LISTING:
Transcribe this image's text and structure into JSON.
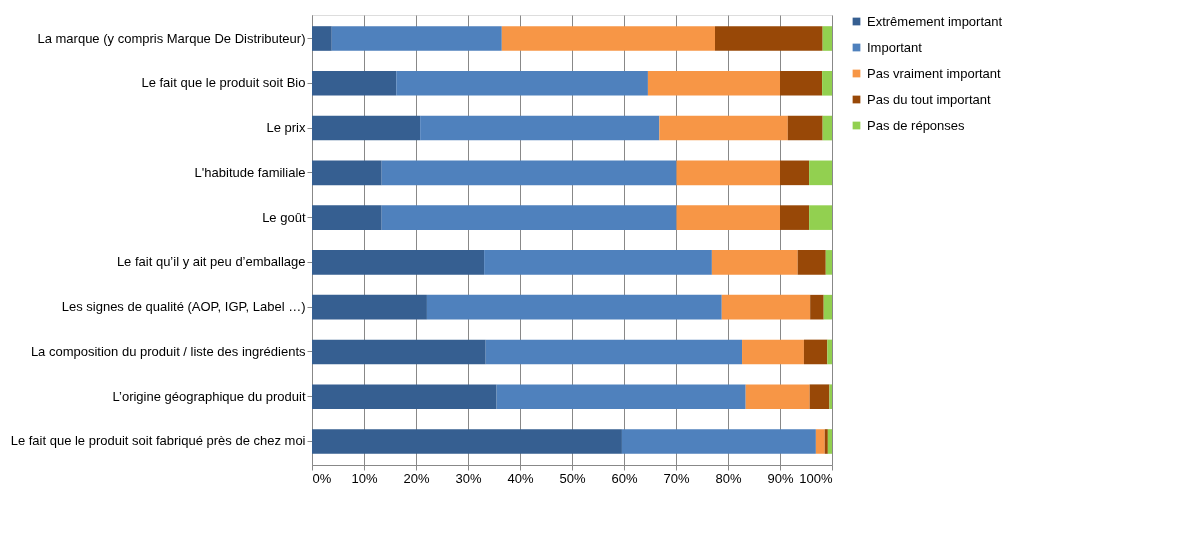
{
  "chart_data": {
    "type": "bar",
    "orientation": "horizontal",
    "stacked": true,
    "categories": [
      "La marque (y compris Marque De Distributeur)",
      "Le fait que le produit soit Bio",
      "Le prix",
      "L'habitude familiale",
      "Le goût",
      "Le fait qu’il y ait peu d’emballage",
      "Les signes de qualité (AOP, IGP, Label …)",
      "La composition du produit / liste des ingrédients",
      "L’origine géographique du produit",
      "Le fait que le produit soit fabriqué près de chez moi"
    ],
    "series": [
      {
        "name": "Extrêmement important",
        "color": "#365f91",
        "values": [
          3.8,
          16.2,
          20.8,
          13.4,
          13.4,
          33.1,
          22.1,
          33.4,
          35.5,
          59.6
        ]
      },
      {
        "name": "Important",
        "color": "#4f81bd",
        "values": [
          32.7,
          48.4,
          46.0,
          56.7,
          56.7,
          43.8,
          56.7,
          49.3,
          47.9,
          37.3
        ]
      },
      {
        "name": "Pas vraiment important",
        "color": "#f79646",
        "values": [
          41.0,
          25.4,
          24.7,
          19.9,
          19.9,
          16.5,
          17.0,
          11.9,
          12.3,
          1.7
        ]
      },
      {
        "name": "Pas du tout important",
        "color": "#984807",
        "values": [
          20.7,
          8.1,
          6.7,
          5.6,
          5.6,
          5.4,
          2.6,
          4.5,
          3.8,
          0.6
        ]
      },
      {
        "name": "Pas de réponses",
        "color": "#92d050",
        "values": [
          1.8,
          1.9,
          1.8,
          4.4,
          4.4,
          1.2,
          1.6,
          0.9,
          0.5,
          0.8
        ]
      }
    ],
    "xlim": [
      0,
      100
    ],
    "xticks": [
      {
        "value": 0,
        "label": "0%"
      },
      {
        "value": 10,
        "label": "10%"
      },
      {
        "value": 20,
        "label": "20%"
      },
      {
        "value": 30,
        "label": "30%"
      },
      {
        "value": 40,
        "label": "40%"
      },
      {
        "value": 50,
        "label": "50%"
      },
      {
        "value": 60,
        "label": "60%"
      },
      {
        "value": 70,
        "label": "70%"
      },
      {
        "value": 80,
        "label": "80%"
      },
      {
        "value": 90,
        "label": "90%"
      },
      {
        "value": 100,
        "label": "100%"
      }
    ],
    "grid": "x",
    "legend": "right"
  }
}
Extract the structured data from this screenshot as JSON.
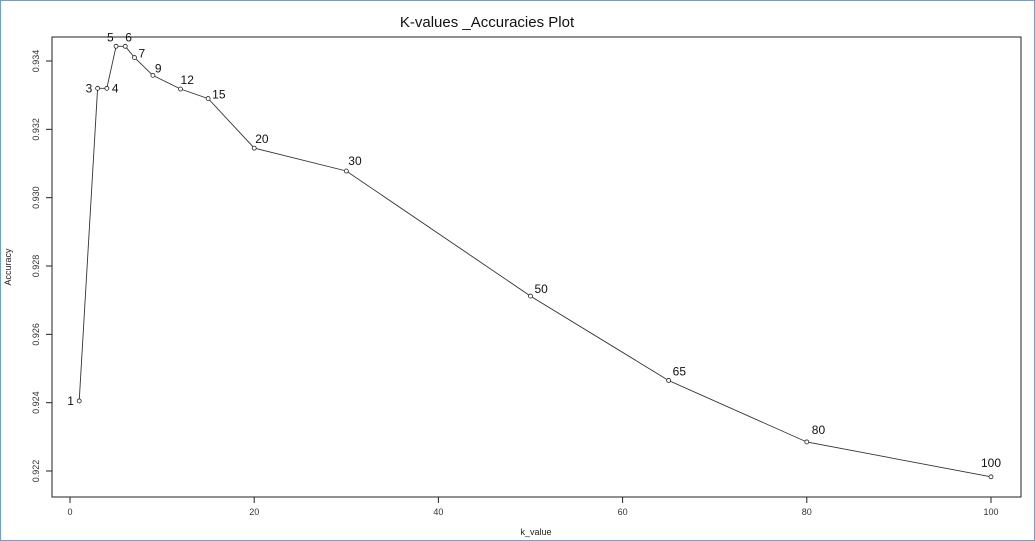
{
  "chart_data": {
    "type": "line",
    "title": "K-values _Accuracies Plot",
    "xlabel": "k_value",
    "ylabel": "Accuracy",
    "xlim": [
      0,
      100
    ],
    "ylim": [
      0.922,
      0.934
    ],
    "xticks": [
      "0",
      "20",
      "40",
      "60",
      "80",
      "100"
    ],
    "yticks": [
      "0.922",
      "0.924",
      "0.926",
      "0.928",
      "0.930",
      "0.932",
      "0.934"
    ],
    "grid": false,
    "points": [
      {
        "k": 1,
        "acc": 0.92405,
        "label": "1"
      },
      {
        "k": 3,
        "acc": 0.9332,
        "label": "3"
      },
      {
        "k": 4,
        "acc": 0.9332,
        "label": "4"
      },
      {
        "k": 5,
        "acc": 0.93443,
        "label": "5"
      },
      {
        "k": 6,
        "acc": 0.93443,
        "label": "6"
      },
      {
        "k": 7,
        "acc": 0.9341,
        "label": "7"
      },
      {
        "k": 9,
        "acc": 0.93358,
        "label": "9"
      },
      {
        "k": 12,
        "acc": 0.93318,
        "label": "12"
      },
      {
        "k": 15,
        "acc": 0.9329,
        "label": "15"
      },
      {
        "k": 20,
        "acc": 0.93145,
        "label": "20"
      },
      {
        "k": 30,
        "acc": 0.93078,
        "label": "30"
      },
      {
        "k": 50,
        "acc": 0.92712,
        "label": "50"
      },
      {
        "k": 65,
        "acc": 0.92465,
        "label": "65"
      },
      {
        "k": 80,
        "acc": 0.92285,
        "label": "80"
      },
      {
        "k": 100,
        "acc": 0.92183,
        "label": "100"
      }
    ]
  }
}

THE PROBLEM:
List each line of the entries that holds the string "name".

SOLUTION FOR THIS PROBLEM:
        "name": "Extrêmement important",
        "name": "Important",
        "name": "Pas vraiment important",
        "name": "Pas du tout important",
        "name": "Pas de réponses",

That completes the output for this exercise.